• [Given task]:
Beneath this task is a listing; retype all of it exactly.

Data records
================================

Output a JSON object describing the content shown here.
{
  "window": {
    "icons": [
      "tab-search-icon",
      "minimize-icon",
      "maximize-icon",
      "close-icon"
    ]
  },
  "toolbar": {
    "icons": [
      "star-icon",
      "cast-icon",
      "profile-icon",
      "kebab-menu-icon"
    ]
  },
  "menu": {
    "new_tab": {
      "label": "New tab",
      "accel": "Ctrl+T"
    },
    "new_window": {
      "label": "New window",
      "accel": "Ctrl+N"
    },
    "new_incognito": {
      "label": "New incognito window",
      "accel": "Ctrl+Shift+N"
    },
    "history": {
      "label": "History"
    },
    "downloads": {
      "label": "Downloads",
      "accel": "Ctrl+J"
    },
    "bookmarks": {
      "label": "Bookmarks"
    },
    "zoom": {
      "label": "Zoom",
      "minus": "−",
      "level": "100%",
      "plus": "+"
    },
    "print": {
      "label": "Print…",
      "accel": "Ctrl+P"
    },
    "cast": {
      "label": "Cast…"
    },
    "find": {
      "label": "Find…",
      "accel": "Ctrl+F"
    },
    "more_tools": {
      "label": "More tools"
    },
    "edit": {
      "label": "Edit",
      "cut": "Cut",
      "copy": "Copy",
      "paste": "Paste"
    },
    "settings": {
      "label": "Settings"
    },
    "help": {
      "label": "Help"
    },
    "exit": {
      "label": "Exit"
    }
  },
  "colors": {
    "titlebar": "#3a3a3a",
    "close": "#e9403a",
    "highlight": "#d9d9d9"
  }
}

================================

• [Result]:
Output a JSON object describing the content shown here.
{
  "window": {
    "icons": [
      "tab-search-icon",
      "minimize-icon",
      "maximize-icon",
      "close-icon"
    ]
  },
  "toolbar": {
    "icons": [
      "star-icon",
      "cast-icon",
      "profile-icon",
      "kebab-menu-icon"
    ]
  },
  "menu": {
    "new_tab": {
      "label": "New tab",
      "accel": "Ctrl+T"
    },
    "new_window": {
      "label": "New window",
      "accel": "Ctrl+N"
    },
    "new_incognito": {
      "label": "New incognito window",
      "accel": "Ctrl+Shift+N"
    },
    "history": {
      "label": "History"
    },
    "downloads": {
      "label": "Downloads",
      "accel": "Ctrl+J"
    },
    "bookmarks": {
      "label": "Bookmarks"
    },
    "zoom": {
      "label": "Zoom",
      "minus": "−",
      "level": "100%",
      "plus": "+"
    },
    "print": {
      "label": "Print…",
      "accel": "Ctrl+P"
    },
    "cast": {
      "label": "Cast…"
    },
    "find": {
      "label": "Find…",
      "accel": "Ctrl+F"
    },
    "more_tools": {
      "label": "More tools"
    },
    "edit": {
      "label": "Edit",
      "cut": "Cut",
      "copy": "Copy",
      "paste": "Paste"
    },
    "settings": {
      "label": "Settings"
    },
    "help": {
      "label": "Help"
    },
    "exit": {
      "label": "Exit"
    }
  },
  "colors": {
    "titlebar": "#3a3a3a",
    "close": "#e9403a",
    "highlight": "#d9d9d9"
  }
}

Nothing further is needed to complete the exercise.